▶ [Requirements]:
Print all of the data exactly.

Dataset items
[BEGIN]
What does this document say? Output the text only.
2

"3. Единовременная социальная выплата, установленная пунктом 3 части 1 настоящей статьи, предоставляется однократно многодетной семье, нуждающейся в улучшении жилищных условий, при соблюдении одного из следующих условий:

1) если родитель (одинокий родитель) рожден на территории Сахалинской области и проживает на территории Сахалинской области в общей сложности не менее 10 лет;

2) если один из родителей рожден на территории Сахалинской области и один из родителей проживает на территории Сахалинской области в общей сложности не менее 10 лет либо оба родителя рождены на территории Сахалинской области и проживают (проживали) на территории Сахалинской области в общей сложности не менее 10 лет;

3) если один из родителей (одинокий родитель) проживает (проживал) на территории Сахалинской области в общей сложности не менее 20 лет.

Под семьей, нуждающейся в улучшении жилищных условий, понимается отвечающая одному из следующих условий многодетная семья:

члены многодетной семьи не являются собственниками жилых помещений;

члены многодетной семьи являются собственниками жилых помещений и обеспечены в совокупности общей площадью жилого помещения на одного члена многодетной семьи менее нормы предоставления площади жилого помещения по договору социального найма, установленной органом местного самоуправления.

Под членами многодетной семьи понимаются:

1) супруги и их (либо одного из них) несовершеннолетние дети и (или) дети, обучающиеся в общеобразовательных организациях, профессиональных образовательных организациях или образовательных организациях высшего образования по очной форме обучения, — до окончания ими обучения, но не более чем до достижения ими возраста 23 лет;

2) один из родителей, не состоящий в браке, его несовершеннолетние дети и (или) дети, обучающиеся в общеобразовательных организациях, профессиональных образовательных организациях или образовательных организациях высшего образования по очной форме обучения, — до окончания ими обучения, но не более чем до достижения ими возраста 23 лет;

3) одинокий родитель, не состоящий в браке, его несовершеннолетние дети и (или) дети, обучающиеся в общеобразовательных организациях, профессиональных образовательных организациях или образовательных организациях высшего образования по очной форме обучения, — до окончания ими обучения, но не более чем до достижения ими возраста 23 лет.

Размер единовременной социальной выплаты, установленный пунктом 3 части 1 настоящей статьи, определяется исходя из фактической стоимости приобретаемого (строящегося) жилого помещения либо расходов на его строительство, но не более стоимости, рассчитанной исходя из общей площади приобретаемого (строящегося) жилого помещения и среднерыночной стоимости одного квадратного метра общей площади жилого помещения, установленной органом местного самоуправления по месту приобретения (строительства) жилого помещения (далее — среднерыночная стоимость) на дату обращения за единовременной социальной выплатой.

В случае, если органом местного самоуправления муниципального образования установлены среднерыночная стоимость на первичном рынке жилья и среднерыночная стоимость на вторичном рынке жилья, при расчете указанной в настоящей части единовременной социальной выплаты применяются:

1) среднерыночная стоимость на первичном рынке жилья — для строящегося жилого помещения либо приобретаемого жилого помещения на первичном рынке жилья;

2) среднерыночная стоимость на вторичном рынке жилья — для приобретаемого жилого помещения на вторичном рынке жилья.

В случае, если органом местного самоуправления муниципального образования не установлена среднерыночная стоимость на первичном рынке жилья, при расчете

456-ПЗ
[END]
▶ [Expected output]:
What does this document say? Output the text only.
2

"3. Единовременная социальная выплата, установленная пунктом 3 части 1 настоящей статьи, предоставляется однократно многодетной семье, нуждающейся в улучшении жилищных условий, при соблюдении одного из следующих условий:

1) если родитель (одинокий родитель) рожден на территории Сахалинской области и проживает на территории Сахалинской области в общей сложности не менее 10 лет;

2) если один из родителей рожден на территории Сахалинской области и один из родителей проживает на территории Сахалинской области в общей сложности не менее 10 лет либо оба родителя рождены на территории Сахалинской области и проживают (проживали) на территории Сахалинской области в общей сложности не менее 10 лет;

3) если один из родителей (одинокий родитель) проживает (проживал) на территории Сахалинской области в общей сложности не менее 20 лет.

Под семьей, нуждающейся в улучшении жилищных условий, понимается отвечающая одному из следующих условий многодетная семья:

члены многодетной семьи не являются собственниками жилых помещений;

члены многодетной семьи являются собственниками жилых помещений и обеспечены в совокупности общей площадью жилого помещения на одного члена многодетной семьи менее нормы предоставления площади жилого помещения по договору социального найма, установленной органом местного самоуправления.

Под членами многодетной семьи понимаются:

1) супруги и их (либо одного из них) несовершеннолетние дети и (или) дети, обучающиеся в общеобразовательных организациях, профессиональных образовательных организациях или образовательных организациях высшего образования по очной форме обучения, — до окончания ими обучения, но не более чем до достижения ими возраста 23 лет;

2) один из родителей, не состоящий в браке, его несовершеннолетние дети и (или) дети, обучающиеся в общеобразовательных организациях, профессиональных образовательных организациях или образовательных организациях высшего образования по очной форме обучения, — до окончания ими обучения, но не более чем до достижения ими возраста 23 лет;

3) одинокий родитель, не состоящий в браке, его несовершеннолетние дети и (или) дети, обучающиеся в общеобразовательных организациях, профессиональных образовательных организациях или образовательных организациях высшего образования по очной форме обучения, — до окончания ими обучения, но не более чем до достижения ими возраста 23 лет.

Размер единовременной социальной выплаты, установленный пунктом 3 части 1 настоящей статьи, определяется исходя из фактической стоимости приобретаемого (строящегося) жилого помещения либо расходов на его строительство, но не более стоимости, рассчитанной исходя из общей площади приобретаемого (строящегося) жилого помещения и среднерыночной стоимости одного квадратного метра общей площади жилого помещения, установленной органом местного самоуправления по месту приобретения (строительства) жилого помещения (далее — среднерыночная стоимость) на дату обращения за единовременной социальной выплатой.

В случае, если органом местного самоуправления муниципального образования установлены среднерыночная стоимость на первичном рынке жилья и среднерыночная стоимость на вторичном рынке жилья, при расчете указанной в настоящей части единовременной социальной выплаты применяются:

1) среднерыночная стоимость на первичном рынке жилья — для строящегося жилого помещения либо приобретаемого жилого помещения на первичном рынке жилья;

2) среднерыночная стоимость на вторичном рынке жилья — для приобретаемого жилого помещения на вторичном рынке жилья.

В случае, если органом местного самоуправления муниципального образования не установлена среднерыночная стоимость на первичном рынке жилья, при расчете

456-ПЗ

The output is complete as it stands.